TASK DETAILS:
From the entries that follow, list every line in which the string "Standard" appears.

[RECORD SET start]

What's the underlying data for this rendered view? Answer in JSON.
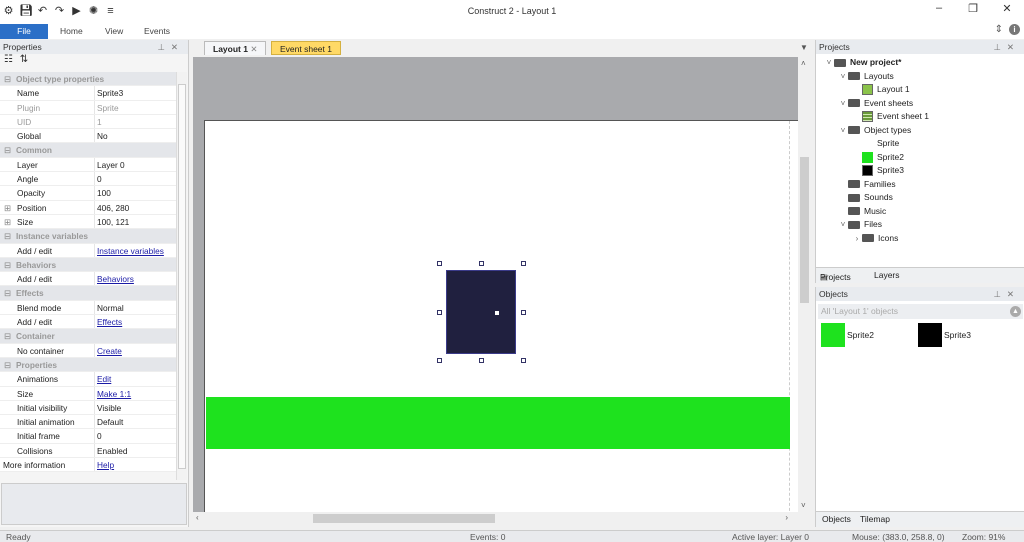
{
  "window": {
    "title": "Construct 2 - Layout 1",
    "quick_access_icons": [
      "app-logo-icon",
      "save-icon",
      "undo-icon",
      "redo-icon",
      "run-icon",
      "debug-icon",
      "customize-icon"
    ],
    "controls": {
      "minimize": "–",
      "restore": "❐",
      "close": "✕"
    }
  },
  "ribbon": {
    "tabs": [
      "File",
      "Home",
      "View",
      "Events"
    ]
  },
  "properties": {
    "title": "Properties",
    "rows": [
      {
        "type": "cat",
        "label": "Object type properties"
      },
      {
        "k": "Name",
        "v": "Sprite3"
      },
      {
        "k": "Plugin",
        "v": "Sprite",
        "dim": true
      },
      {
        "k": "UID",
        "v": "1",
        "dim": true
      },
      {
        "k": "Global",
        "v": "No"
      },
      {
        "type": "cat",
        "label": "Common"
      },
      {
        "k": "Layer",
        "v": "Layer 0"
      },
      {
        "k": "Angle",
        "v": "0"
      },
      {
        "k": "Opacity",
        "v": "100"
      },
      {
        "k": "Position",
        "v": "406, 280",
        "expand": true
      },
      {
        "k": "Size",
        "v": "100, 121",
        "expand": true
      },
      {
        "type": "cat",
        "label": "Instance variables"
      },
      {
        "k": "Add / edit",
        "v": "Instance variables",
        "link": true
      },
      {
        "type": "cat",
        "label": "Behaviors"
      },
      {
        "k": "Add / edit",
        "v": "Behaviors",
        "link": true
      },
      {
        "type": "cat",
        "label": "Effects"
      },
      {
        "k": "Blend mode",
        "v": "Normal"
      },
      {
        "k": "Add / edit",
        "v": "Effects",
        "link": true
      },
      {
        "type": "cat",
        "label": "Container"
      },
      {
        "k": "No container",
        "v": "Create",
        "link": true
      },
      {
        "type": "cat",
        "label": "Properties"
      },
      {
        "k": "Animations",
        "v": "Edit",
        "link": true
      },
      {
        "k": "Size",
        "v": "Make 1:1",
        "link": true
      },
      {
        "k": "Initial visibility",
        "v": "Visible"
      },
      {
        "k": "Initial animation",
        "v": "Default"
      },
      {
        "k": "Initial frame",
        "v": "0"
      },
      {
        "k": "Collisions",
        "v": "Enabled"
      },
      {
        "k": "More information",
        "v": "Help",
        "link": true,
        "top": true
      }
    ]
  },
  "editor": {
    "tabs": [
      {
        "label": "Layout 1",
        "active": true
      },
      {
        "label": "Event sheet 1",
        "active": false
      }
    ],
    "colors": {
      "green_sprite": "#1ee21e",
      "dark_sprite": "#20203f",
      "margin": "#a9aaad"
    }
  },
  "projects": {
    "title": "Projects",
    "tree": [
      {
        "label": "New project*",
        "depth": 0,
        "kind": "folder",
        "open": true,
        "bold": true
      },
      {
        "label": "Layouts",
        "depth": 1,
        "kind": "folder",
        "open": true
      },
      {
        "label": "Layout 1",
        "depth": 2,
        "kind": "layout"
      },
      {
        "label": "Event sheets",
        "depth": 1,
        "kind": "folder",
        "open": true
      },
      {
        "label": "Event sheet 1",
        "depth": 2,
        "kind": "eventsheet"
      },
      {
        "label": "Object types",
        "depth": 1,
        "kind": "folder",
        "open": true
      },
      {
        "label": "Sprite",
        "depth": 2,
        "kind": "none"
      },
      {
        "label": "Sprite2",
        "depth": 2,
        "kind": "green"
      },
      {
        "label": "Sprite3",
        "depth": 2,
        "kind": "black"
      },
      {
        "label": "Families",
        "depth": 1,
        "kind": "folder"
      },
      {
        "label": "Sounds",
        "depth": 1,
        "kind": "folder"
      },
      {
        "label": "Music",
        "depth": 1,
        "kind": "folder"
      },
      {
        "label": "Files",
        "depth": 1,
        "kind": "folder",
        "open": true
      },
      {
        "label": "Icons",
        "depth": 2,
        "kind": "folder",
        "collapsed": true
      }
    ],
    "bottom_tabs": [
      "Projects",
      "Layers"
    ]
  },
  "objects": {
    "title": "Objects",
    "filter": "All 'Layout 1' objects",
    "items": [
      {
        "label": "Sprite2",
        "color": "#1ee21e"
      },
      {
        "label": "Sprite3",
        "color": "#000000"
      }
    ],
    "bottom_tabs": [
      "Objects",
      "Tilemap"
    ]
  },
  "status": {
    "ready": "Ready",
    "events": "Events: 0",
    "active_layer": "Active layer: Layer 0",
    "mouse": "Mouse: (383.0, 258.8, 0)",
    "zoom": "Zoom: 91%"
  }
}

[RECORD SET end]
[RECORD SET start]

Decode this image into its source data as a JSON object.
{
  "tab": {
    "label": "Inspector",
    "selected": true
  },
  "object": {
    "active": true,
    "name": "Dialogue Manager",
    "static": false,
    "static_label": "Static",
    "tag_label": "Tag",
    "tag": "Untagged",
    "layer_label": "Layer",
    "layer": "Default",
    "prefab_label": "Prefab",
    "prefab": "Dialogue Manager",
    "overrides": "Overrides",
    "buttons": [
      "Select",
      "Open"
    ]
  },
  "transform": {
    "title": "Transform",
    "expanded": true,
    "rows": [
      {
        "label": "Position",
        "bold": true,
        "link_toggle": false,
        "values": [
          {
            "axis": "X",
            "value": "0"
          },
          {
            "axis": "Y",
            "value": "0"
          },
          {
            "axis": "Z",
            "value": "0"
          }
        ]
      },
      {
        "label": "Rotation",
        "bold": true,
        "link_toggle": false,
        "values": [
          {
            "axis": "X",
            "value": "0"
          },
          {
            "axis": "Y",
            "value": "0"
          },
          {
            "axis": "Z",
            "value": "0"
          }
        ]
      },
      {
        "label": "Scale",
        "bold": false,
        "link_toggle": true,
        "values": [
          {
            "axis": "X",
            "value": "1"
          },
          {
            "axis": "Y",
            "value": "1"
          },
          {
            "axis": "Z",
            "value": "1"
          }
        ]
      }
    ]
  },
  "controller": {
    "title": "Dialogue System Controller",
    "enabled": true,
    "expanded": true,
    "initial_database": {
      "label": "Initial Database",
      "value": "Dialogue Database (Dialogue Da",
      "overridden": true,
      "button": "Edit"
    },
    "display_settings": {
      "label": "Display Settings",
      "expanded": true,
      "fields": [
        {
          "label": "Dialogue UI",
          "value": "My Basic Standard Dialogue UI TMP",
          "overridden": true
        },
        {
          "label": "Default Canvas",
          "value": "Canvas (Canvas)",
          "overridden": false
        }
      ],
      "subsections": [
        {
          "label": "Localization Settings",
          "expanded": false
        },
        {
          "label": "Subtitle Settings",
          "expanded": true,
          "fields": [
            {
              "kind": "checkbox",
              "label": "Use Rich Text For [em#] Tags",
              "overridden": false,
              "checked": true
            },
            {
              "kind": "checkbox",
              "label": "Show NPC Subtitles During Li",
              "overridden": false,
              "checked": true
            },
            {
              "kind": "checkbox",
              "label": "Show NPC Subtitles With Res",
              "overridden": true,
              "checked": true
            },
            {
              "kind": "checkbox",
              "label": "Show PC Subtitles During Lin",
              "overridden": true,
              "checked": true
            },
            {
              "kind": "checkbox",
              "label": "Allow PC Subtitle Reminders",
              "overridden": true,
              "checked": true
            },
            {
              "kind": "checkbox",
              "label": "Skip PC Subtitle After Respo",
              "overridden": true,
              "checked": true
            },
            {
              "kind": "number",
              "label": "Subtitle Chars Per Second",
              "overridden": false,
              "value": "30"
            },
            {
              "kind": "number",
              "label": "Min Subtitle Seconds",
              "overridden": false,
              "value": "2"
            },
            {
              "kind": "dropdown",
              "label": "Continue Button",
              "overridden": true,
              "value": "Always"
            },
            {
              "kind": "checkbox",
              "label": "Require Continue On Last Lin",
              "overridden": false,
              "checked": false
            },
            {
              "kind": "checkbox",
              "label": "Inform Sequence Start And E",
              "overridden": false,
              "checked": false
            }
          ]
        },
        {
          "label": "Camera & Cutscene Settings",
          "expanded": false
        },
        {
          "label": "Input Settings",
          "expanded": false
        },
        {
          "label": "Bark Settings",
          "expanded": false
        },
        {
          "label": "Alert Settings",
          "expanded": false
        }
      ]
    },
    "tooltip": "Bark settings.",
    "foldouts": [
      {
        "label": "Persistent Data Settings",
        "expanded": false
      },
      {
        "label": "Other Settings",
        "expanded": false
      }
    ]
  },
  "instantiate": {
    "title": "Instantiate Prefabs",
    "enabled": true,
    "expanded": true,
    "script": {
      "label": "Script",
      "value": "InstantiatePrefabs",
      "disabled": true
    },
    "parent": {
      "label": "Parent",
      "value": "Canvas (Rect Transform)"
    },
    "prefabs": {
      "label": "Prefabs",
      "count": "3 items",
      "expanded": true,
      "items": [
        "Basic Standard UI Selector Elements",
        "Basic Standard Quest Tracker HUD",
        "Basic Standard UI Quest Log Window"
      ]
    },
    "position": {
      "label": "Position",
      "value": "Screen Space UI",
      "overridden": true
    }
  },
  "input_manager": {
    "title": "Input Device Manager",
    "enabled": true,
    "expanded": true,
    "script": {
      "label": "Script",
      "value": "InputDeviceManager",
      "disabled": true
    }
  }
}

[RECORD SET end]

RESULT:
          "value": "My Basic Standard Dialogue UI TMP",
        "Basic Standard UI Selector Elements",
        "Basic Standard Quest Tracker HUD",
        "Basic Standard UI Quest Log Window"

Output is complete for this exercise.